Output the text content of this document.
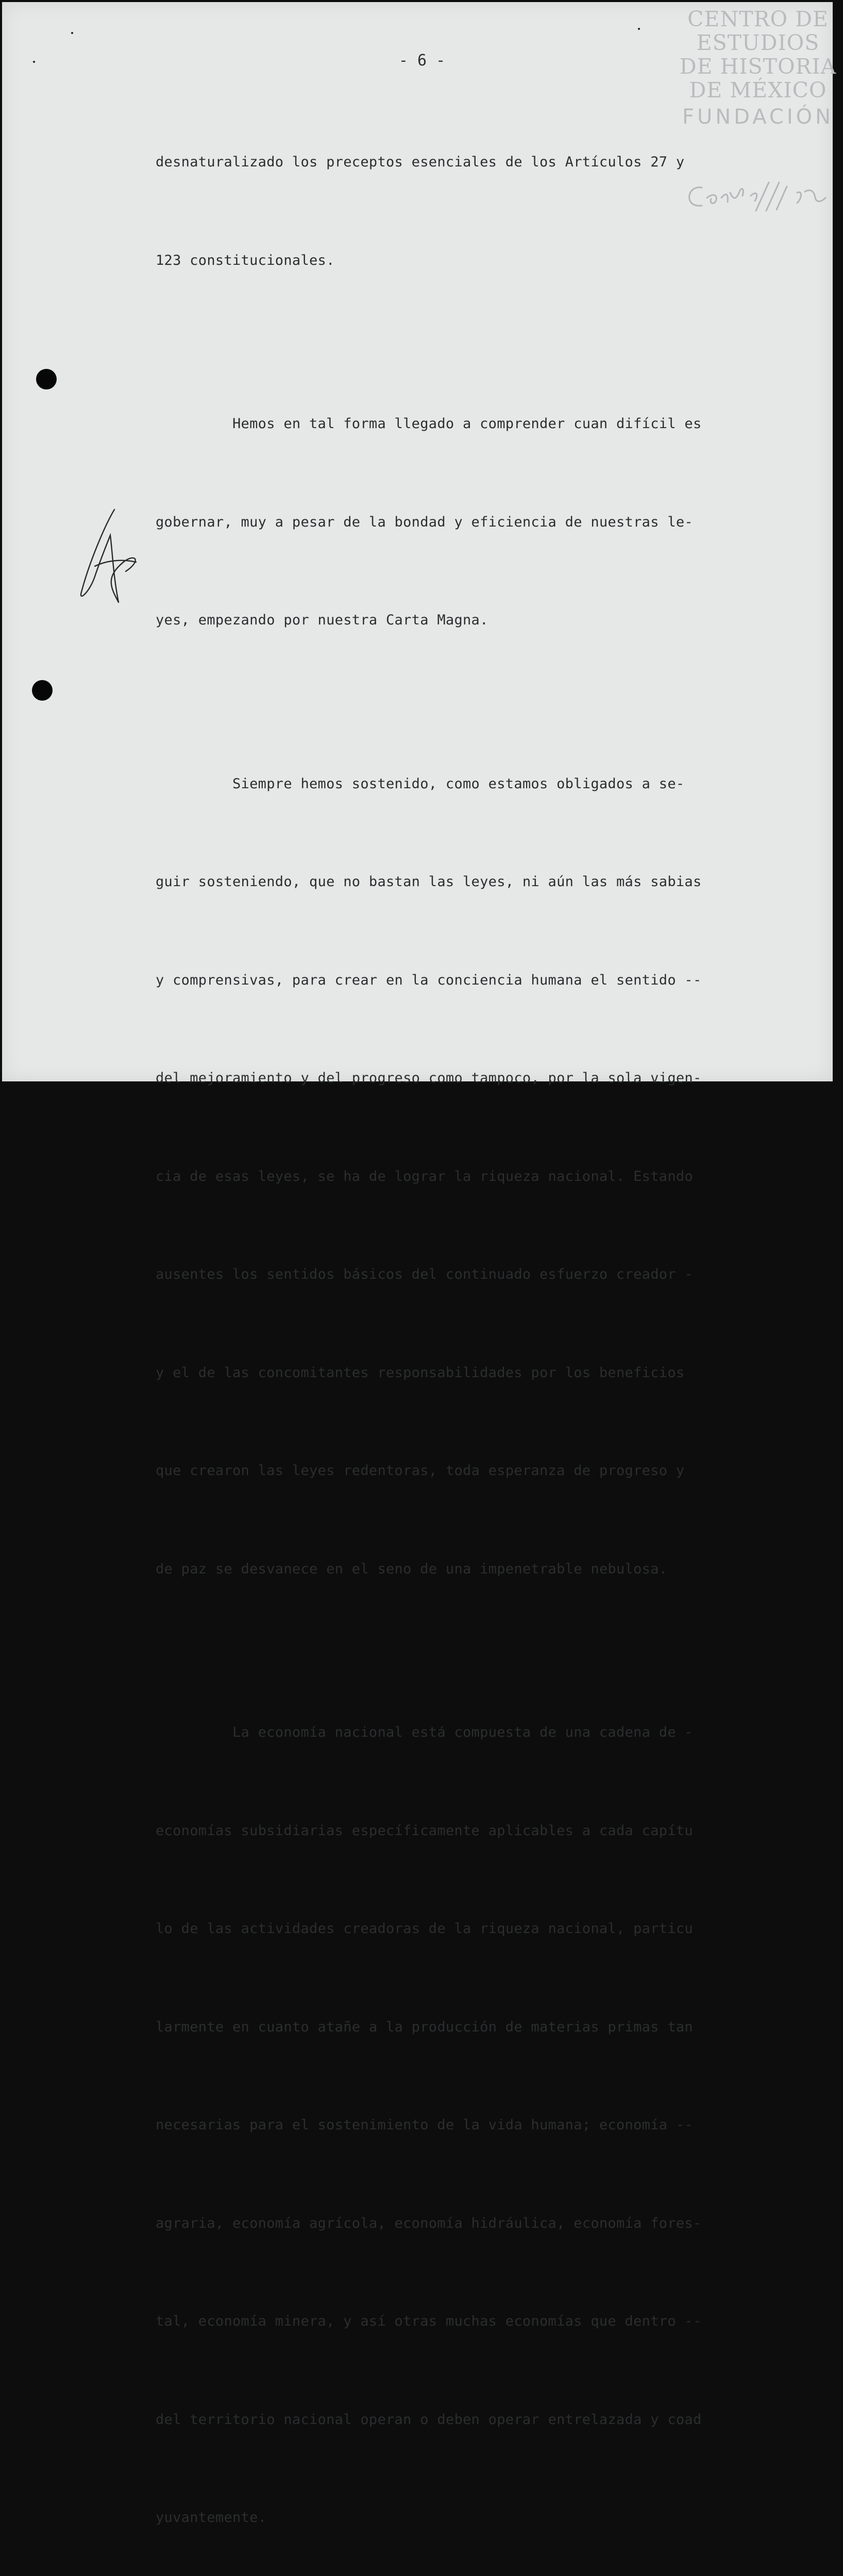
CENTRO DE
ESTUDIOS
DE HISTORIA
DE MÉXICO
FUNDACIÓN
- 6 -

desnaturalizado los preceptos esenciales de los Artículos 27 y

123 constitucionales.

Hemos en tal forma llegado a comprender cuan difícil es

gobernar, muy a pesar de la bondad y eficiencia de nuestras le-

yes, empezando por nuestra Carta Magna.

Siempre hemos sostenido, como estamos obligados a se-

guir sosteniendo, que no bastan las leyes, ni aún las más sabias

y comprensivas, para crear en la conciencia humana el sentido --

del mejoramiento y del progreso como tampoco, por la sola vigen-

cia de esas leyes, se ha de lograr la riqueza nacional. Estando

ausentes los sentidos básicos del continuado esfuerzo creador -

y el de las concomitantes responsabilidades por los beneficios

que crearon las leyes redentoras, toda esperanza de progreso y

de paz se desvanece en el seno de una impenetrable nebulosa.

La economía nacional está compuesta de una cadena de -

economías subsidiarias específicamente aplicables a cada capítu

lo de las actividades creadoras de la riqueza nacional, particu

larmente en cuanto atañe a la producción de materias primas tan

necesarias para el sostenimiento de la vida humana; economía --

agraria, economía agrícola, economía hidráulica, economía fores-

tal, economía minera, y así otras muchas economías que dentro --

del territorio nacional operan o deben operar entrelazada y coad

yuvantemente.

——

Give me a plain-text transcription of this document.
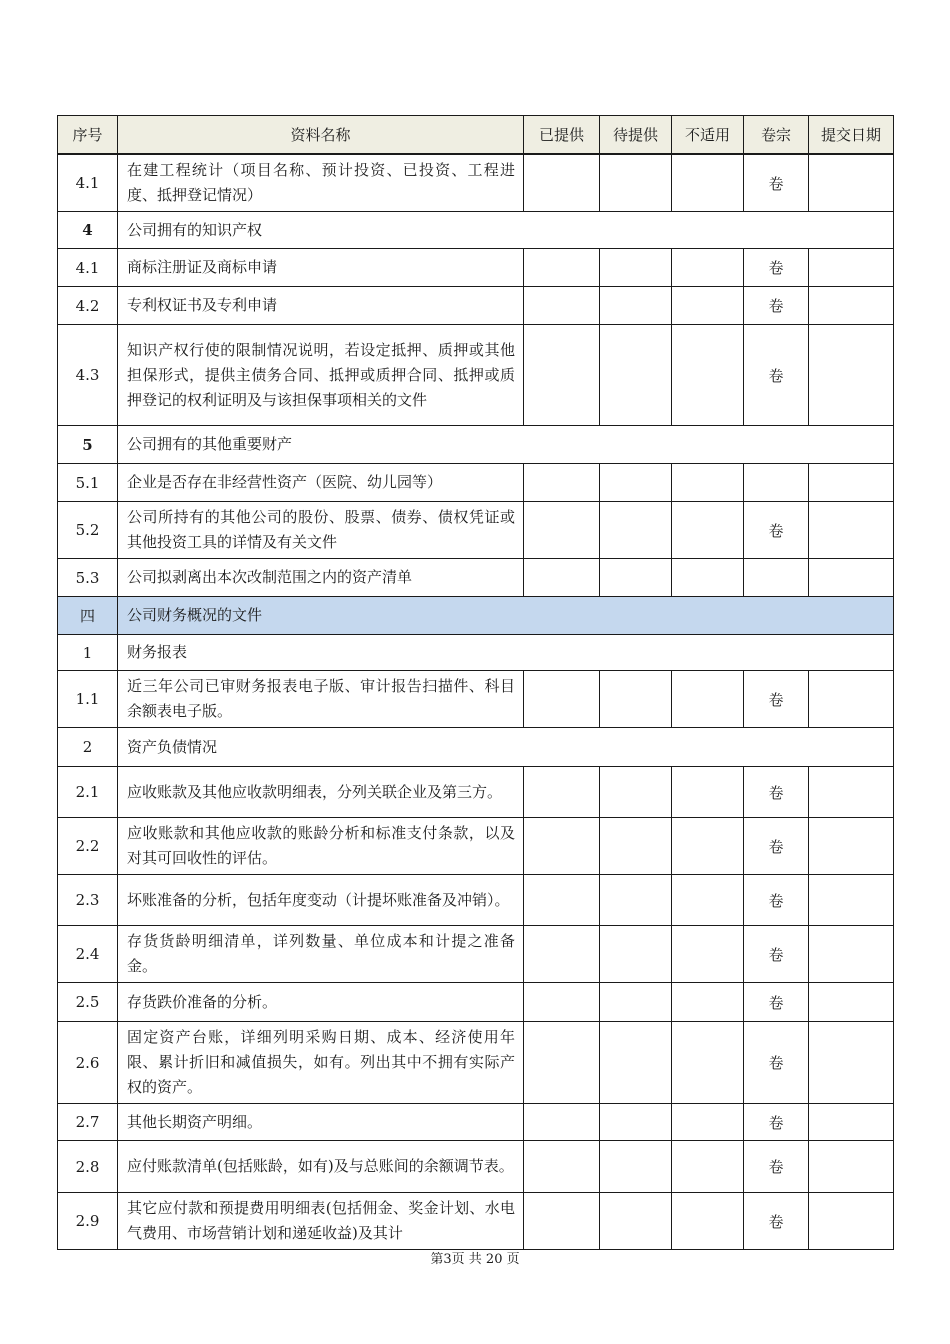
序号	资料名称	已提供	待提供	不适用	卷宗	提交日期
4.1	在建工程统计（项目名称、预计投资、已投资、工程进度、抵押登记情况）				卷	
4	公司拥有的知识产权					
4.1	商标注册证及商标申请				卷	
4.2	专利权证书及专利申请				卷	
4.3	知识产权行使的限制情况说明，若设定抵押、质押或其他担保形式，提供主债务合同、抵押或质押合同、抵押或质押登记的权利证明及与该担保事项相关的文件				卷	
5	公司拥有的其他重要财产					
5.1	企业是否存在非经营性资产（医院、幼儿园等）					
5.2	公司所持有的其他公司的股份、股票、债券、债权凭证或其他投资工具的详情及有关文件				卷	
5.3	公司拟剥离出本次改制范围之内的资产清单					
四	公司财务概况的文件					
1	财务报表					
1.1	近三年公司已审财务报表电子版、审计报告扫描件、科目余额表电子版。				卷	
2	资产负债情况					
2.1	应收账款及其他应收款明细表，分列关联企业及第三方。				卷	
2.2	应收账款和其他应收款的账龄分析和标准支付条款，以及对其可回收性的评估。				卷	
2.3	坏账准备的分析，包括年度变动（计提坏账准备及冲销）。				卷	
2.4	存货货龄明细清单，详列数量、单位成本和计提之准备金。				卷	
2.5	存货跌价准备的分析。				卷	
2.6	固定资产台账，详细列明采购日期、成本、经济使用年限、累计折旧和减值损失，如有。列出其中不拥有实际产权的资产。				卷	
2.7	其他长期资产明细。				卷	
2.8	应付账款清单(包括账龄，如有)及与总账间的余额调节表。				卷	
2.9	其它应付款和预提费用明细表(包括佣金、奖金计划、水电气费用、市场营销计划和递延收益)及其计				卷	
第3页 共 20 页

——

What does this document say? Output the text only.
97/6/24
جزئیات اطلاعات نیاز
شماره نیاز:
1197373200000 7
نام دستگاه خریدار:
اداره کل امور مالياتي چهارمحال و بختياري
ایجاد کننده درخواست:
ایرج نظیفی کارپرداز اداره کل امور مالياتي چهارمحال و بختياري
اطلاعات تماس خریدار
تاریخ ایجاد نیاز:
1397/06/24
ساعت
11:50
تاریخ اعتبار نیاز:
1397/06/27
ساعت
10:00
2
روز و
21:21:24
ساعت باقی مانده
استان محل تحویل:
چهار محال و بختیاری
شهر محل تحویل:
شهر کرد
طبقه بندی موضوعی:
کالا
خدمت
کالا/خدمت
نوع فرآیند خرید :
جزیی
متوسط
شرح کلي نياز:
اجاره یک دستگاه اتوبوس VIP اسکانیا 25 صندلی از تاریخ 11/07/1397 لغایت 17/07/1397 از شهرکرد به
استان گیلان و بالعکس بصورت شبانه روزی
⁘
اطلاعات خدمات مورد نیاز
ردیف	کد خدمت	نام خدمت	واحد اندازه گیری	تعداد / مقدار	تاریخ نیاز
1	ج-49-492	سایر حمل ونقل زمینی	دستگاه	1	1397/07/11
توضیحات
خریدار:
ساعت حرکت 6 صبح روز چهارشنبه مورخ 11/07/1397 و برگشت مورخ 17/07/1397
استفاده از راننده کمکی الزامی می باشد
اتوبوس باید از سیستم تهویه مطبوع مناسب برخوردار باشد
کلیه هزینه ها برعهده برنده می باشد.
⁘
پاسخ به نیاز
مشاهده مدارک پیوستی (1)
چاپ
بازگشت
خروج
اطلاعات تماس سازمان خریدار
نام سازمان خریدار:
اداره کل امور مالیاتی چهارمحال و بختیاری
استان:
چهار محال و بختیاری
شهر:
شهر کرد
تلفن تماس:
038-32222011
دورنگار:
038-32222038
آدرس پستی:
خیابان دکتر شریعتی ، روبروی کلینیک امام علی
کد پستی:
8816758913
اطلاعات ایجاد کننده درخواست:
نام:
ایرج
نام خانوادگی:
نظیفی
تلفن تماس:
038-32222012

——

Work to do: Copy out every line where the word "اتوبوس" occurs.

Correct result:
اجاره یک دستگاه اتوبوس VIP اسکانیا 25 صندلی از تاریخ 11/07/1397 لغایت 17/07/1397 از شهرکرد به
اتوبوس باید از سیستم تهویه مطبوع مناسب برخوردار باشد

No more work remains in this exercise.